(EXERCISE BRIEF):
Report all lines from the entries below in which "limited" appears.

(RECORDS SHOWN):
╭──
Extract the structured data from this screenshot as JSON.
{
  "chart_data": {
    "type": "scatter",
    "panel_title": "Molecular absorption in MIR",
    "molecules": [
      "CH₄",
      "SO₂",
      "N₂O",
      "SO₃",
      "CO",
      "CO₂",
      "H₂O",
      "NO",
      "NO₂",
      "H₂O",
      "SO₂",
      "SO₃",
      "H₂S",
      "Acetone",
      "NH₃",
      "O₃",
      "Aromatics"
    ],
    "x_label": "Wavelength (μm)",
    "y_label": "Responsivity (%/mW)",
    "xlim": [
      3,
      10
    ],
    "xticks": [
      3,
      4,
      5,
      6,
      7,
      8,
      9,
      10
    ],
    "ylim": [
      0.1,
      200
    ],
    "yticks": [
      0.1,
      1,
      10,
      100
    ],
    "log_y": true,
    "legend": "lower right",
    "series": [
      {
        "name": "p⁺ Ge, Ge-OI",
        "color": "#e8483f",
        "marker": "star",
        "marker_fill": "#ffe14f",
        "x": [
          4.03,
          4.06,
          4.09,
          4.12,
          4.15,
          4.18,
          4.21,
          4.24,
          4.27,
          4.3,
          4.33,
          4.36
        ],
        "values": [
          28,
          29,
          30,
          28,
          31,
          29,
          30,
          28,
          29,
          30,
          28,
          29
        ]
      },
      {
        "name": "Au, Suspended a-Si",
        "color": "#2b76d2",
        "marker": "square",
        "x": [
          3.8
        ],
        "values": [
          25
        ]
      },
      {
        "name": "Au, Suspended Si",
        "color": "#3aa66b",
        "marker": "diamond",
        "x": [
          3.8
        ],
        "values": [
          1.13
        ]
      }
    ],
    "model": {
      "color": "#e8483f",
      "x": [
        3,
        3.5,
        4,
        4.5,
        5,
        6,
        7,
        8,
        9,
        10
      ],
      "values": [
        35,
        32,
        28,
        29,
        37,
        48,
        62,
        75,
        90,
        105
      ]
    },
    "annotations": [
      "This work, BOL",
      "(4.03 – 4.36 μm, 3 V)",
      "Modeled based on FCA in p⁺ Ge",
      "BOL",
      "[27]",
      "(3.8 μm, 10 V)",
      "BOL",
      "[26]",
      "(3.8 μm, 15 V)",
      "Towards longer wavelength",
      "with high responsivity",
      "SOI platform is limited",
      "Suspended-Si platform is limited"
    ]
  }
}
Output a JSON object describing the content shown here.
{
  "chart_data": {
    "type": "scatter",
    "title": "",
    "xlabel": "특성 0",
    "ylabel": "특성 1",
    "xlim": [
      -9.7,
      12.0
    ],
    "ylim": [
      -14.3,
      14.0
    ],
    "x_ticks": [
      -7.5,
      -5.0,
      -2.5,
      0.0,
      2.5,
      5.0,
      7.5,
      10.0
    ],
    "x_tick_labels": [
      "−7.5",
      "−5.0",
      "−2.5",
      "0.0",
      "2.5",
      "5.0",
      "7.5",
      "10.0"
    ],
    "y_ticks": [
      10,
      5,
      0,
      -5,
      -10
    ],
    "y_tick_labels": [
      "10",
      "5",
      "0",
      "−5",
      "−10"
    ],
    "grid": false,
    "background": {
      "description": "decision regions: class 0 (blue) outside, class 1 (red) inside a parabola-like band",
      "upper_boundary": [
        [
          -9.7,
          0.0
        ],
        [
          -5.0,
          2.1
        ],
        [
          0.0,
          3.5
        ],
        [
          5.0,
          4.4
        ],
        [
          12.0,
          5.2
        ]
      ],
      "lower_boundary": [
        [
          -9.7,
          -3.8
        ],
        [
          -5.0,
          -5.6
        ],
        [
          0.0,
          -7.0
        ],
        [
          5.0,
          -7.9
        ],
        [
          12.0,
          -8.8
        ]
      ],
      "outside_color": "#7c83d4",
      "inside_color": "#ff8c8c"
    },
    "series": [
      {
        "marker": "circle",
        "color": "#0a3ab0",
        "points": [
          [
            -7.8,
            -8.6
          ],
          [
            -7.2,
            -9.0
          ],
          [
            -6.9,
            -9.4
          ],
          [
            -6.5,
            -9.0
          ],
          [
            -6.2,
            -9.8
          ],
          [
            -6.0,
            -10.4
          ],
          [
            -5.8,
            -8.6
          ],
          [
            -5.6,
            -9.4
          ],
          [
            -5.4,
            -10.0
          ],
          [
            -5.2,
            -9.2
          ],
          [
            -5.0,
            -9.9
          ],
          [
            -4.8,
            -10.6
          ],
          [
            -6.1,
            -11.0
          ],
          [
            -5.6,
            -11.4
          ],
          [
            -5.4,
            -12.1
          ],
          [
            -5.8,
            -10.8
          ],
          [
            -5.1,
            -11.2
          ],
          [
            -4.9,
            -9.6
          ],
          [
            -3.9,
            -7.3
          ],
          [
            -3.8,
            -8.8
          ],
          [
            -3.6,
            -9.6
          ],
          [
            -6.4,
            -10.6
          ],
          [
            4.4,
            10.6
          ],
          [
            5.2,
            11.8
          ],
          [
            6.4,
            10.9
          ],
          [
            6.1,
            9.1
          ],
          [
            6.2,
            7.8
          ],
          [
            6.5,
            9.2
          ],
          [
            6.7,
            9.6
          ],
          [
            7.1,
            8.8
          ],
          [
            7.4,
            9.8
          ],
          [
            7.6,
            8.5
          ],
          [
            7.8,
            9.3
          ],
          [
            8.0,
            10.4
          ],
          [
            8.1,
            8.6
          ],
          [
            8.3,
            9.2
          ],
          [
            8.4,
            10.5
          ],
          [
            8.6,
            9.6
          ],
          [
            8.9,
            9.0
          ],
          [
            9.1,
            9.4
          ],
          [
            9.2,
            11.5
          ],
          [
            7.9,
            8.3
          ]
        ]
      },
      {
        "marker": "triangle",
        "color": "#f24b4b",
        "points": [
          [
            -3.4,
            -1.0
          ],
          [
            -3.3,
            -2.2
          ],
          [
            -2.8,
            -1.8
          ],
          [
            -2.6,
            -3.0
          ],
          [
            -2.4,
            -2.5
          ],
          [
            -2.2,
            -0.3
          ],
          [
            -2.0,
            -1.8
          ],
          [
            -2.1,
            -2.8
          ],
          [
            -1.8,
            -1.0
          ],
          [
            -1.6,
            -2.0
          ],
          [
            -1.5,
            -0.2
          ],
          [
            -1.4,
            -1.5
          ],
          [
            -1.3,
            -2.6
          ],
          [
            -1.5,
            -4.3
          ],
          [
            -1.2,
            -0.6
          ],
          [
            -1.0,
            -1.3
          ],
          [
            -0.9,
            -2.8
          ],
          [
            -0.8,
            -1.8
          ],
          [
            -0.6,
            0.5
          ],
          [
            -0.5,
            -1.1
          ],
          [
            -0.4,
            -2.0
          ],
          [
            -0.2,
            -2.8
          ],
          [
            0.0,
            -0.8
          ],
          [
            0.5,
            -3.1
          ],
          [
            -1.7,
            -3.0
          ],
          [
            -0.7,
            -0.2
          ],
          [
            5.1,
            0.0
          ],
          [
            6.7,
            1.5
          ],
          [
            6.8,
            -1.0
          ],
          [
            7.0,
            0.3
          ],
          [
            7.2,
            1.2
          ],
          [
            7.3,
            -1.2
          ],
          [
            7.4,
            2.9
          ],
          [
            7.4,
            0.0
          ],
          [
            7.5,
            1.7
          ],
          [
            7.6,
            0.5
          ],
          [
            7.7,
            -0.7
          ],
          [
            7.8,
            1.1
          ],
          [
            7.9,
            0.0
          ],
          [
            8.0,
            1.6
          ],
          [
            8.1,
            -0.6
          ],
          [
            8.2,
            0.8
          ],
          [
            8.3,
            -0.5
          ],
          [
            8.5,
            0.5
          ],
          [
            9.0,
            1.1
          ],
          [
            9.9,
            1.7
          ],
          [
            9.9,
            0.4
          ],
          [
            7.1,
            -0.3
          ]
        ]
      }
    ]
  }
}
╰──
(EXERCISE SOLUTION):
      "SOI platform is limited",
      "Suspended-Si platform is limited"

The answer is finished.